Given problem: Reproduce everything from the line containing "- svg-text:OCT 1: OCT 1: [578, 536, 628, 553]" down to the line containing "- svg-text:SEP 1: SEP 1: [484, 536, 532, 553]", substituting "YOU ARE HERE" for "WE ARE HERE" and leaving all other text unchanged.

* * * * * * * * *

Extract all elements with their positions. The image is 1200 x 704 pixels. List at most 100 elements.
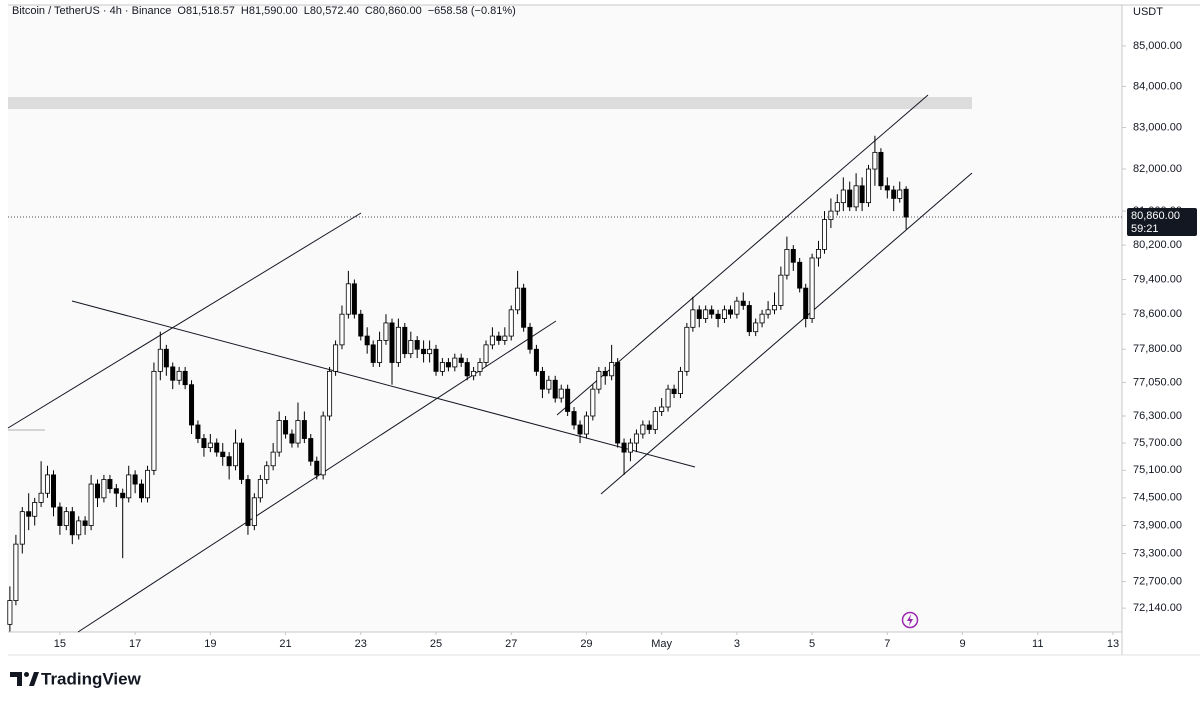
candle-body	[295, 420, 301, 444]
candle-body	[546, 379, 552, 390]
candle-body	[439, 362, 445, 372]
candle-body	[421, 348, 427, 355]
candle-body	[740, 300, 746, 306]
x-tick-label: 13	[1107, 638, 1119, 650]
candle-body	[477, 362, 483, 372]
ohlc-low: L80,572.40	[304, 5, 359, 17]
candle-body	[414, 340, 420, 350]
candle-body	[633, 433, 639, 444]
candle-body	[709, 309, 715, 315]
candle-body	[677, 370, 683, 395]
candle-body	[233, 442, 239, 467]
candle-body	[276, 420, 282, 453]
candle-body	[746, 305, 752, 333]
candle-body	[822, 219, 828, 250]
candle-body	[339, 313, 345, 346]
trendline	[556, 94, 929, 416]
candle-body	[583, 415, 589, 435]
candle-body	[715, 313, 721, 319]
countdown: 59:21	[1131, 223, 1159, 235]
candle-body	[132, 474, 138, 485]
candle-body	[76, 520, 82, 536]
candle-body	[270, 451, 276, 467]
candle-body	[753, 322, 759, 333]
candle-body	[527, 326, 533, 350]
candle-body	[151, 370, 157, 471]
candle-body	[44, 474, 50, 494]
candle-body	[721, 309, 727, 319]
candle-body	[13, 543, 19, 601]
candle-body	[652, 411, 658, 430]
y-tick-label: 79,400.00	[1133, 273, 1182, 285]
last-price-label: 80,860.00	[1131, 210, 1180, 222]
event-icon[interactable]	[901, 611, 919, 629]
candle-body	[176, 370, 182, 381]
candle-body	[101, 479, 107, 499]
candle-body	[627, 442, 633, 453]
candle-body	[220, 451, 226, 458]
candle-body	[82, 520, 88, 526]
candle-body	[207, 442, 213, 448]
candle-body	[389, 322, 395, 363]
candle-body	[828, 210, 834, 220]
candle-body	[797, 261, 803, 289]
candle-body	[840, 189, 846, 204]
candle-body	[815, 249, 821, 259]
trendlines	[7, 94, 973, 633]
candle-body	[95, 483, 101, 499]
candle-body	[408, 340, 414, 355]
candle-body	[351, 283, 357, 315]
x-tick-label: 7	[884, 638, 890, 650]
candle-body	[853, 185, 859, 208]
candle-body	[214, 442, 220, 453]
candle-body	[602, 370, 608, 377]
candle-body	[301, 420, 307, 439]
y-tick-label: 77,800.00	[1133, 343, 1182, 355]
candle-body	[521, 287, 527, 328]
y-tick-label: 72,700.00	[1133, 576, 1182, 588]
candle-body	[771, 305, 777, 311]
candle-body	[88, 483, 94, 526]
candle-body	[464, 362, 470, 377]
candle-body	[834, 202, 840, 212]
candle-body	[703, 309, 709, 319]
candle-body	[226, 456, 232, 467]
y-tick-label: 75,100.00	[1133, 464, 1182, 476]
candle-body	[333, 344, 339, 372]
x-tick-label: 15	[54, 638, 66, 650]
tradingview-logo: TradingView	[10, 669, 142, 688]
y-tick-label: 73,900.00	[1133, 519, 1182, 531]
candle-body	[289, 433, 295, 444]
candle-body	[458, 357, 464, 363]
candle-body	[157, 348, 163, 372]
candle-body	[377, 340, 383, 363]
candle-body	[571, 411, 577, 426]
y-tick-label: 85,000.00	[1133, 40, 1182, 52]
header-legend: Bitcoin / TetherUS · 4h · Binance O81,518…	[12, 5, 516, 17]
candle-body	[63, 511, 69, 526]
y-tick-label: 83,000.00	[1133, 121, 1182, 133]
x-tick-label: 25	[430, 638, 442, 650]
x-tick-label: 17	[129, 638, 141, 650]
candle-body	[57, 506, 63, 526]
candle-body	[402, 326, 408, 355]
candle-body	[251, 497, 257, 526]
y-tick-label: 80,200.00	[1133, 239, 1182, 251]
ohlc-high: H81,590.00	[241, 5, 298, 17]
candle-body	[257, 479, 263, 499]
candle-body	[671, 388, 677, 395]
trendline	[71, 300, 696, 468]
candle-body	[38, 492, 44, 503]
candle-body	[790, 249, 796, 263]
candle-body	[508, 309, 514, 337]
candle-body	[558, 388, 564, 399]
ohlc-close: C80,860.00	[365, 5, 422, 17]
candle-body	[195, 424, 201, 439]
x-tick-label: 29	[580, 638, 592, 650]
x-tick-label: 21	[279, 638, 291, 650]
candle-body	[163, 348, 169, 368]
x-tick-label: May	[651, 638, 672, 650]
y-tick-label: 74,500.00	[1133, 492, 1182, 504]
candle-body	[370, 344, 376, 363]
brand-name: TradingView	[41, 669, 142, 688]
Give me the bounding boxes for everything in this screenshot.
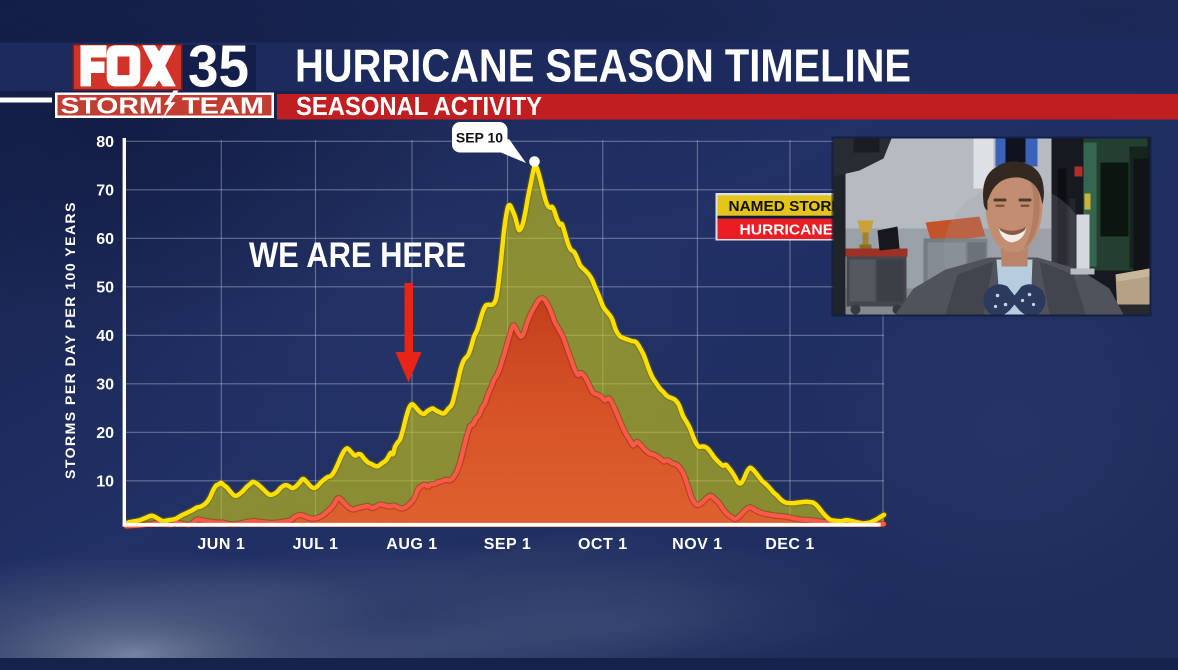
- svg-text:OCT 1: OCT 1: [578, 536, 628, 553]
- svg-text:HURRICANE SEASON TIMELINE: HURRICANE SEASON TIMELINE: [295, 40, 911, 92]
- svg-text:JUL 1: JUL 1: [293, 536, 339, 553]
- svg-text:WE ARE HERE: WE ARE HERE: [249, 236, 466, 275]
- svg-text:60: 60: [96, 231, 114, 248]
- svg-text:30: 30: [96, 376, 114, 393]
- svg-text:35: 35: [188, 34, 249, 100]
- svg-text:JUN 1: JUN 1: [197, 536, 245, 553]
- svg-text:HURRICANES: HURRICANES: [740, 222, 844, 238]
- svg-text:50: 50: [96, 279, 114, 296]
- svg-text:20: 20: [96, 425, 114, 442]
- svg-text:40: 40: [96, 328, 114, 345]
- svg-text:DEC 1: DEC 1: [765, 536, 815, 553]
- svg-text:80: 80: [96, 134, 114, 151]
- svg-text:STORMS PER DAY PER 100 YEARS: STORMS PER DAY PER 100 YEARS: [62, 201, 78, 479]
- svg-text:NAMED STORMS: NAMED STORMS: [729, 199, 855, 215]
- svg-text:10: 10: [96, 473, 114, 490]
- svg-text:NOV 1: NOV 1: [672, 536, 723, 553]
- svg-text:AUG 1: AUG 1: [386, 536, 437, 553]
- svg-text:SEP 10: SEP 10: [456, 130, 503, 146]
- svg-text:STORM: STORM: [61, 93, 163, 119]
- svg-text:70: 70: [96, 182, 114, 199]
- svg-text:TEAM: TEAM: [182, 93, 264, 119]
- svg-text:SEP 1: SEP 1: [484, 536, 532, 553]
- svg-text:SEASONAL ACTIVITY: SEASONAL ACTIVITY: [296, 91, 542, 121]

* * * * * * * * *

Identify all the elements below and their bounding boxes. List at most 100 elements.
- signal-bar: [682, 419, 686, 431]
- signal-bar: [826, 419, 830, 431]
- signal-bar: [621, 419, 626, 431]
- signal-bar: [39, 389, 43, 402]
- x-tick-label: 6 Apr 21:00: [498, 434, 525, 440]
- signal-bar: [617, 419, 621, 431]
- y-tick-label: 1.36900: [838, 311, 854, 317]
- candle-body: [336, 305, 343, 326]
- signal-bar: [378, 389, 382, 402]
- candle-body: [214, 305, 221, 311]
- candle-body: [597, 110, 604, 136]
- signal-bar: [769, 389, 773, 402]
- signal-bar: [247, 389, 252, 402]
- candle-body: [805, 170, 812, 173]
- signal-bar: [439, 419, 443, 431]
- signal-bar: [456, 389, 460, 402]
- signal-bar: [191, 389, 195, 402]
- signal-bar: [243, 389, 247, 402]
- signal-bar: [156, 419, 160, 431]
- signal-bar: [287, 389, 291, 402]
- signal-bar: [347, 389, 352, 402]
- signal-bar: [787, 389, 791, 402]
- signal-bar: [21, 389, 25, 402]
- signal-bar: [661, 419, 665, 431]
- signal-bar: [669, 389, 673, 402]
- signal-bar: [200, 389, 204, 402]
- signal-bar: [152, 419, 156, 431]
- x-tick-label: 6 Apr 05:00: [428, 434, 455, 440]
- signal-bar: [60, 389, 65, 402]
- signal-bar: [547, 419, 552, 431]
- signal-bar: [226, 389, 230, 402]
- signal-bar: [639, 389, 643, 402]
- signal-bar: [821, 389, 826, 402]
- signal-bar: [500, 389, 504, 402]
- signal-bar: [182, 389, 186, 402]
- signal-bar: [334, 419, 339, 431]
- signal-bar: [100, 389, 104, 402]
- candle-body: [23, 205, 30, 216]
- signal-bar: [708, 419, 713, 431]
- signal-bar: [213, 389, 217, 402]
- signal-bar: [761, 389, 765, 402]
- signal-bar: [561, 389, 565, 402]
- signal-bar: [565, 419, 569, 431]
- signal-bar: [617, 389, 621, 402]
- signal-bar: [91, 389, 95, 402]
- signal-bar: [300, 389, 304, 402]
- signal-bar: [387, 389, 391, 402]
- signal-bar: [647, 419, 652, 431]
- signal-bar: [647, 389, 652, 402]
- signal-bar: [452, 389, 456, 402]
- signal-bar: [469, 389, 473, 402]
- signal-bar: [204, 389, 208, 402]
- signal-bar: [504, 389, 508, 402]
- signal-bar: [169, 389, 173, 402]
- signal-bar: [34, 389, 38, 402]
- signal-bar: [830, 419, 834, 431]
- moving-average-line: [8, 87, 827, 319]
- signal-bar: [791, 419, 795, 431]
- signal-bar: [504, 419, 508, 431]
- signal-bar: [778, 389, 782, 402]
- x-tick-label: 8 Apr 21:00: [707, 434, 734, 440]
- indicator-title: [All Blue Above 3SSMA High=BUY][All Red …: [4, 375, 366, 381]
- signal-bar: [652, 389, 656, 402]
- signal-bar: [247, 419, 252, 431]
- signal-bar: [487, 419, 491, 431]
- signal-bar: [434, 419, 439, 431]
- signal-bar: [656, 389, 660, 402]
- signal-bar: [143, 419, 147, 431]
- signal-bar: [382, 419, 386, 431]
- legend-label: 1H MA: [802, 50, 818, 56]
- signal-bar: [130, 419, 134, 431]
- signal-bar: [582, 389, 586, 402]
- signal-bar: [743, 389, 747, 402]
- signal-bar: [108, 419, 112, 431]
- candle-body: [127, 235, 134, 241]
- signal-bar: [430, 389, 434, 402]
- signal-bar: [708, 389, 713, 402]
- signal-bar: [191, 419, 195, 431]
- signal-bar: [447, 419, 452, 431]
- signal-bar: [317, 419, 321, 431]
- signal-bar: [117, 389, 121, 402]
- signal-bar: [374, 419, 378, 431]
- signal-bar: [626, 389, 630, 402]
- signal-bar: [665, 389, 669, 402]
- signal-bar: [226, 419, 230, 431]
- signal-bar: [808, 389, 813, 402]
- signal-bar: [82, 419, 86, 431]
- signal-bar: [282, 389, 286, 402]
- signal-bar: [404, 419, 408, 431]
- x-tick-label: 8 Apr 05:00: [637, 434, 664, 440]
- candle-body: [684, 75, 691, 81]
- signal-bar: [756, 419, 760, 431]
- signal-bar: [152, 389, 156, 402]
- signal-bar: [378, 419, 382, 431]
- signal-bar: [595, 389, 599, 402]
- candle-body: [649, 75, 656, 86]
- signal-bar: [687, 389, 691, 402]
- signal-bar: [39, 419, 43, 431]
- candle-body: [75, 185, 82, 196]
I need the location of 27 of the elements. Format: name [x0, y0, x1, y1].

* * * * * * * * *

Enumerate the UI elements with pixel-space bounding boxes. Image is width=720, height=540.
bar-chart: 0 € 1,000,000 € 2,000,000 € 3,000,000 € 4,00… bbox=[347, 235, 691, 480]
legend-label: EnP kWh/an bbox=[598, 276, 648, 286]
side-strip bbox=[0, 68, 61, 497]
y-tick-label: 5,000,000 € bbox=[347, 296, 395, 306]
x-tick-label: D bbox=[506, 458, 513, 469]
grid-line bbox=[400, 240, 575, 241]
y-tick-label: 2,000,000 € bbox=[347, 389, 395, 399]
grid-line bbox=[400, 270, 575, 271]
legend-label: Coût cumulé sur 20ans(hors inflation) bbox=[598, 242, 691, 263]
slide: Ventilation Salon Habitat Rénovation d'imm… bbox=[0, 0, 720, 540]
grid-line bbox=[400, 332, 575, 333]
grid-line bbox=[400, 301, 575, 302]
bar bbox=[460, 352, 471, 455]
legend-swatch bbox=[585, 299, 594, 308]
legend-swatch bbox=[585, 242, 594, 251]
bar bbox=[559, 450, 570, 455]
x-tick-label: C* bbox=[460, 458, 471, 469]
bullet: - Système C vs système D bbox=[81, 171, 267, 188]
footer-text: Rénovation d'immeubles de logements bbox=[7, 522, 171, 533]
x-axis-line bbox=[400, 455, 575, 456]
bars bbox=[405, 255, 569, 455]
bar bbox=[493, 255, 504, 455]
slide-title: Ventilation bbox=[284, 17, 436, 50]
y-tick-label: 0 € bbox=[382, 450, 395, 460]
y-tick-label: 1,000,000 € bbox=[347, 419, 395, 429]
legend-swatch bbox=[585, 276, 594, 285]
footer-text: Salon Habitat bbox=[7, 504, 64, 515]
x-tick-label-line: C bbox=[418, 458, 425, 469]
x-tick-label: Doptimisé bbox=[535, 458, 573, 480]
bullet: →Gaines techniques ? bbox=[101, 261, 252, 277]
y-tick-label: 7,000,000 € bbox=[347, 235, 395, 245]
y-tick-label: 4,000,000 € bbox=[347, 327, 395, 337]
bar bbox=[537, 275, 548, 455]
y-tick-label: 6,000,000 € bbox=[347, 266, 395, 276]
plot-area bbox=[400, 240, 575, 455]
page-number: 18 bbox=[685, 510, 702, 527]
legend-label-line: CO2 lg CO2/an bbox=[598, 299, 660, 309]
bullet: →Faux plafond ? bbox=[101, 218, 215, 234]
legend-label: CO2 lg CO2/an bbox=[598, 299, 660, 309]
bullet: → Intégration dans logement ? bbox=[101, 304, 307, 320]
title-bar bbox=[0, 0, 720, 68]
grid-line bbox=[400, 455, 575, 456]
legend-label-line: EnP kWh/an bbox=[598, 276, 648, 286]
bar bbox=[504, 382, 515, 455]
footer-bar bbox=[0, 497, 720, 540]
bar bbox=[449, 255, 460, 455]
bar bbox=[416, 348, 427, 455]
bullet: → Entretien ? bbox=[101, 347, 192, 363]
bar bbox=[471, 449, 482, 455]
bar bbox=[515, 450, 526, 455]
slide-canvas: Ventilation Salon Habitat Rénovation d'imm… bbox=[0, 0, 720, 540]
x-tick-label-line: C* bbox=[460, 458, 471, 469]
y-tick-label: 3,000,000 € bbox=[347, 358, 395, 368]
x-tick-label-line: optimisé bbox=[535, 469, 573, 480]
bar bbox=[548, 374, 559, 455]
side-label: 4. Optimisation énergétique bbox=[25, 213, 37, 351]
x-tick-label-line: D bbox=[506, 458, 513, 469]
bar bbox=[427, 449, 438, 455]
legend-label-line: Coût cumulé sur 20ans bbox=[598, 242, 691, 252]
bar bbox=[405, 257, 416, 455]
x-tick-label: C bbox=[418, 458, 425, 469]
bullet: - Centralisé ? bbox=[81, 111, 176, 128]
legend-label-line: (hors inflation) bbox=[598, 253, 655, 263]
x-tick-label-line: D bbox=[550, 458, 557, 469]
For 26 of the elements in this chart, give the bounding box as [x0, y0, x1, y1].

* * * * * * * * *

Expected answer:
- svg-text:OCT 1: OCT 1: [578, 536, 628, 553]
- svg-text:HURRICANE SEASON TIMELINE: HURRICANE SEASON TIMELINE: [295, 40, 911, 92]
- svg-text:JUL 1: JUL 1: [293, 536, 339, 553]
- svg-text:YOU ARE HERE: YOU ARE HERE: [249, 236, 466, 275]
- svg-text:60: 60: [96, 231, 114, 248]
- svg-text:30: 30: [96, 376, 114, 393]
- svg-text:35: 35: [188, 34, 249, 100]
- svg-text:JUN 1: JUN 1: [197, 536, 245, 553]
- svg-text:HURRICANES: HURRICANES: [740, 222, 844, 238]
- svg-text:50: 50: [96, 279, 114, 296]
- svg-text:20: 20: [96, 425, 114, 442]
- svg-text:40: 40: [96, 328, 114, 345]
- svg-text:DEC 1: DEC 1: [765, 536, 815, 553]
- svg-text:80: 80: [96, 134, 114, 151]
- svg-text:STORMS PER DAY PER 100 YEARS: STORMS PER DAY PER 100 YEARS: [62, 201, 78, 479]
- svg-text:NAMED STORMS: NAMED STORMS: [729, 199, 855, 215]
- svg-text:10: 10: [96, 473, 114, 490]
- svg-text:NOV 1: NOV 1: [672, 536, 723, 553]
- svg-text:AUG 1: AUG 1: [386, 536, 437, 553]
- svg-text:SEP 10: SEP 10: [456, 130, 503, 146]
- svg-text:STORM: STORM: [61, 93, 163, 119]
- svg-text:70: 70: [96, 182, 114, 199]
- svg-text:TEAM: TEAM: [182, 93, 264, 119]
- svg-text:SEP 1: SEP 1: [484, 536, 532, 553]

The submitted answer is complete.